# Activity
Set the records down again. Match every line exactly.

Start of Material provided

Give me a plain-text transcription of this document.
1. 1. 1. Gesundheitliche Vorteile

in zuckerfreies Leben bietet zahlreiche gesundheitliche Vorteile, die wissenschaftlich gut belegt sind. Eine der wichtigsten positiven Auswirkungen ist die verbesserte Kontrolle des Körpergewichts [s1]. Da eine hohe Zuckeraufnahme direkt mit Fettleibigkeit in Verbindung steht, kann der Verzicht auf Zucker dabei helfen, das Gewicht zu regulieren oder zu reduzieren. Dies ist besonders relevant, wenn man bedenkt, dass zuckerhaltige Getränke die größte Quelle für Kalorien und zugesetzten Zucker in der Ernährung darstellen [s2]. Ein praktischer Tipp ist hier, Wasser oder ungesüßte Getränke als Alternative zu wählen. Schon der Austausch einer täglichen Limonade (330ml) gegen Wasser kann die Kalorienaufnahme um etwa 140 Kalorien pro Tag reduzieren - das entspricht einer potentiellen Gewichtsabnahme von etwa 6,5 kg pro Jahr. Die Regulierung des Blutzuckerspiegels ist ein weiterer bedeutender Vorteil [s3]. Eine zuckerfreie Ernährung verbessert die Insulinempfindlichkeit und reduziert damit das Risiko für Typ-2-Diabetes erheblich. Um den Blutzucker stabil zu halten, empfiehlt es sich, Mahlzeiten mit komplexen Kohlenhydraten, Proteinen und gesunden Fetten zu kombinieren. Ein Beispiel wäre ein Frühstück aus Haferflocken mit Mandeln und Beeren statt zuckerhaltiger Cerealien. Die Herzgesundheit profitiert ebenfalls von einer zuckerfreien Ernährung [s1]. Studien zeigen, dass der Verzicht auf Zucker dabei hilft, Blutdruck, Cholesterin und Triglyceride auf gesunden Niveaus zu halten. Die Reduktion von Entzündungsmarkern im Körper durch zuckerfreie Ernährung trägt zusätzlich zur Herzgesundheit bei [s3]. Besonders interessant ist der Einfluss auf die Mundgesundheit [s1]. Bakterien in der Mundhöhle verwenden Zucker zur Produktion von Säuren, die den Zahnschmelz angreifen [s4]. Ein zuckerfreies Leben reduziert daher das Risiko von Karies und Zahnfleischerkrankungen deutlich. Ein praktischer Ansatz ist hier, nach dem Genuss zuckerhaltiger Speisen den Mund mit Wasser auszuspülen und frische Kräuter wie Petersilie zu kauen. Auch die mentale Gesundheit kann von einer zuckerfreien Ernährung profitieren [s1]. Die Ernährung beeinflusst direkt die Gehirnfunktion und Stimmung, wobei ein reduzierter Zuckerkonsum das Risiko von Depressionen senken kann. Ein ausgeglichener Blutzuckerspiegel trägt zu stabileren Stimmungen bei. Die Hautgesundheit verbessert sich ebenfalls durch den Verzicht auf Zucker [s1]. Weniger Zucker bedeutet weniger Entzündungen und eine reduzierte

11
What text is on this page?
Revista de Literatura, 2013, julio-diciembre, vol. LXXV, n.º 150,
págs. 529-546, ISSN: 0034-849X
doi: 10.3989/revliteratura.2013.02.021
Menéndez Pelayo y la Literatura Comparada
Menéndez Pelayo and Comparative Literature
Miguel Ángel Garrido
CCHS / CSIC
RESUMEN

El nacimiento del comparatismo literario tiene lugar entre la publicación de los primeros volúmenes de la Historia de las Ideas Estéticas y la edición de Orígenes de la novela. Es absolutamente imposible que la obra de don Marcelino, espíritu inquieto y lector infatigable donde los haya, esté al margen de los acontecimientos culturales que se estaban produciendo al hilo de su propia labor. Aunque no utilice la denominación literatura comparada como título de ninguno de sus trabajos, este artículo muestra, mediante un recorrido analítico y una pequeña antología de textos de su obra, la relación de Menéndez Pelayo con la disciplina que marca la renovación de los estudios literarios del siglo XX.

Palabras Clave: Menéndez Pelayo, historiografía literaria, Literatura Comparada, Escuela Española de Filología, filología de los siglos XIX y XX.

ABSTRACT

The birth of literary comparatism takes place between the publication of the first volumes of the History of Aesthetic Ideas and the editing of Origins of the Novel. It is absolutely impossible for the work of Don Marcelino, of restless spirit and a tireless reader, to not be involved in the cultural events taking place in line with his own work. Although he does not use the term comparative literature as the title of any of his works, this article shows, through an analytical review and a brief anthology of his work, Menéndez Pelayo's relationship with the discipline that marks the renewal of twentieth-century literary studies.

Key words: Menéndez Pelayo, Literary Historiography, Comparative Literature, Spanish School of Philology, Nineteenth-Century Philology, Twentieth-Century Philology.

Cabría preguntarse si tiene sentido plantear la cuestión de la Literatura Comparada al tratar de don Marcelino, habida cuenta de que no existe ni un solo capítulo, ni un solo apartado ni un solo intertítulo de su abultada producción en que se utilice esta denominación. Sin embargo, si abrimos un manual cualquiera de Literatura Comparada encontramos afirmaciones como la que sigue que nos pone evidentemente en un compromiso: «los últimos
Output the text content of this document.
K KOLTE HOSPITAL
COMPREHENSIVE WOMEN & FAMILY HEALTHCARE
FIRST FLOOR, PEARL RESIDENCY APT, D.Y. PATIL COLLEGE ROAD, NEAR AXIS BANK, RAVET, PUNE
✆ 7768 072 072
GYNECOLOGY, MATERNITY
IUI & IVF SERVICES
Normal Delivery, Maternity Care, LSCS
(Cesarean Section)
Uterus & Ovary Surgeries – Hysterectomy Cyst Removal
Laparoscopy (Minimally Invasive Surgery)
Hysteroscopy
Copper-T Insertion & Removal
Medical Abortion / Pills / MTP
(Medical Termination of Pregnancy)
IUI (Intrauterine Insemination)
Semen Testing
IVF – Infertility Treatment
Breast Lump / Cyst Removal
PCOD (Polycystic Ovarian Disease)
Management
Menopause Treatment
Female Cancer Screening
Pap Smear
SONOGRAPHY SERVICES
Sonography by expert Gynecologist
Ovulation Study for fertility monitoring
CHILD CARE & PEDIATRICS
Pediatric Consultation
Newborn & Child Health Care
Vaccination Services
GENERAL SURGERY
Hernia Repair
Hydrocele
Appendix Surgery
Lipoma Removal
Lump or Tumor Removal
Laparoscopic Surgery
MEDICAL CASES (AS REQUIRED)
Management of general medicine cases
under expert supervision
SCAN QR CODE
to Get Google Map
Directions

End of Material provided

# Task solution
Give me a plain-text transcription of this document.
1. 1. 1. Gesundheitliche Vorteile

in zuckerfreies Leben bietet zahlreiche gesundheitliche Vorteile, die wissenschaftlich gut belegt sind. Eine der wichtigsten positiven Auswirkungen ist die verbesserte Kontrolle des Körpergewichts [s1]. Da eine hohe Zuckeraufnahme direkt mit Fettleibigkeit in Verbindung steht, kann der Verzicht auf Zucker dabei helfen, das Gewicht zu regulieren oder zu reduzieren. Dies ist besonders relevant, wenn man bedenkt, dass zuckerhaltige Getränke die größte Quelle für Kalorien und zugesetzten Zucker in der Ernährung darstellen [s2]. Ein praktischer Tipp ist hier, Wasser oder ungesüßte Getränke als Alternative zu wählen. Schon der Austausch einer täglichen Limonade (330ml) gegen Wasser kann die Kalorienaufnahme um etwa 140 Kalorien pro Tag reduzieren - das entspricht einer potentiellen Gewichtsabnahme von etwa 6,5 kg pro Jahr. Die Regulierung des Blutzuckerspiegels ist ein weiterer bedeutender Vorteil [s3]. Eine zuckerfreie Ernährung verbessert die Insulinempfindlichkeit und reduziert damit das Risiko für Typ-2-Diabetes erheblich. Um den Blutzucker stabil zu halten, empfiehlt es sich, Mahlzeiten mit komplexen Kohlenhydraten, Proteinen und gesunden Fetten zu kombinieren. Ein Beispiel wäre ein Frühstück aus Haferflocken mit Mandeln und Beeren statt zuckerhaltiger Cerealien. Die Herzgesundheit profitiert ebenfalls von einer zuckerfreien Ernährung [s1]. Studien zeigen, dass der Verzicht auf Zucker dabei hilft, Blutdruck, Cholesterin und Triglyceride auf gesunden Niveaus zu halten. Die Reduktion von Entzündungsmarkern im Körper durch zuckerfreie Ernährung trägt zusätzlich zur Herzgesundheit bei [s3]. Besonders interessant ist der Einfluss auf die Mundgesundheit [s1]. Bakterien in der Mundhöhle verwenden Zucker zur Produktion von Säuren, die den Zahnschmelz angreifen [s4]. Ein zuckerfreies Leben reduziert daher das Risiko von Karies und Zahnfleischerkrankungen deutlich. Ein praktischer Ansatz ist hier, nach dem Genuss zuckerhaltiger Speisen den Mund mit Wasser auszuspülen und frische Kräuter wie Petersilie zu kauen. Auch die mentale Gesundheit kann von einer zuckerfreien Ernährung profitieren [s1]. Die Ernährung beeinflusst direkt die Gehirnfunktion und Stimmung, wobei ein reduzierter Zuckerkonsum das Risiko von Depressionen senken kann. Ein ausgeglichener Blutzuckerspiegel trägt zu stabileren Stimmungen bei. Die Hautgesundheit verbessert sich ebenfalls durch den Verzicht auf Zucker [s1]. Weniger Zucker bedeutet weniger Entzündungen und eine reduzierte

11
What text is on this page?
Revista de Literatura, 2013, julio-diciembre, vol. LXXV, n.º 150,
págs. 529-546, ISSN: 0034-849X
doi: 10.3989/revliteratura.2013.02.021
Menéndez Pelayo y la Literatura Comparada
Menéndez Pelayo and Comparative Literature
Miguel Ángel Garrido
CCHS / CSIC
RESUMEN

El nacimiento del comparatismo literario tiene lugar entre la publicación de los primeros volúmenes de la Historia de las Ideas Estéticas y la edición de Orígenes de la novela. Es absolutamente imposible que la obra de don Marcelino, espíritu inquieto y lector infatigable donde los haya, esté al margen de los acontecimientos culturales que se estaban produciendo al hilo de su propia labor. Aunque no utilice la denominación literatura comparada como título de ninguno de sus trabajos, este artículo muestra, mediante un recorrido analítico y una pequeña antología de textos de su obra, la relación de Menéndez Pelayo con la disciplina que marca la renovación de los estudios literarios del siglo XX.

Palabras Clave: Menéndez Pelayo, historiografía literaria, Literatura Comparada, Escuela Española de Filología, filología de los siglos XIX y XX.

ABSTRACT

The birth of literary comparatism takes place between the publication of the first volumes of the History of Aesthetic Ideas and the editing of Origins of the Novel. It is absolutely impossible for the work of Don Marcelino, of restless spirit and a tireless reader, to not be involved in the cultural events taking place in line with his own work. Although he does not use the term comparative literature as the title of any of his works, this article shows, through an analytical review and a brief anthology of his work, Menéndez Pelayo's relationship with the discipline that marks the renewal of twentieth-century literary studies.

Key words: Menéndez Pelayo, Literary Historiography, Comparative Literature, Spanish School of Philology, Nineteenth-Century Philology, Twentieth-Century Philology.

Cabría preguntarse si tiene sentido plantear la cuestión de la Literatura Comparada al tratar de don Marcelino, habida cuenta de que no existe ni un solo capítulo, ni un solo apartado ni un solo intertítulo de su abultada producción en que se utilice esta denominación. Sin embargo, si abrimos un manual cualquiera de Literatura Comparada encontramos afirmaciones como la que sigue que nos pone evidentemente en un compromiso: «los últimos
Output the text content of this document.
K KOLTE HOSPITAL
COMPREHENSIVE WOMEN & FAMILY HEALTHCARE
FIRST FLOOR, PEARL RESIDENCY APT, D.Y. PATIL COLLEGE ROAD, NEAR AXIS BANK, RAVET, PUNE
✆ 7768 072 072
GYNECOLOGY, MATERNITY
IUI & IVF SERVICES
Normal Delivery, Maternity Care, LSCS
(Cesarean Section)
Uterus & Ovary Surgeries – Hysterectomy Cyst Removal
Laparoscopy (Minimally Invasive Surgery)
Hysteroscopy
Copper-T Insertion & Removal
Medical Abortion / Pills / MTP
(Medical Termination of Pregnancy)
IUI (Intrauterine Insemination)
Semen Testing
IVF – Infertility Treatment
Breast Lump / Cyst Removal
PCOD (Polycystic Ovarian Disease)
Management
Menopause Treatment
Female Cancer Screening
Pap Smear
SONOGRAPHY SERVICES
Sonography by expert Gynecologist
Ovulation Study for fertility monitoring
CHILD CARE & PEDIATRICS
Pediatric Consultation
Newborn & Child Health Care
Vaccination Services
GENERAL SURGERY
Hernia Repair
Hydrocele
Appendix Surgery
Lipoma Removal
Lump or Tumor Removal
Laparoscopic Surgery
MEDICAL CASES (AS REQUIRED)
Management of general medicine cases
under expert supervision
SCAN QR CODE
to Get Google Map
Directions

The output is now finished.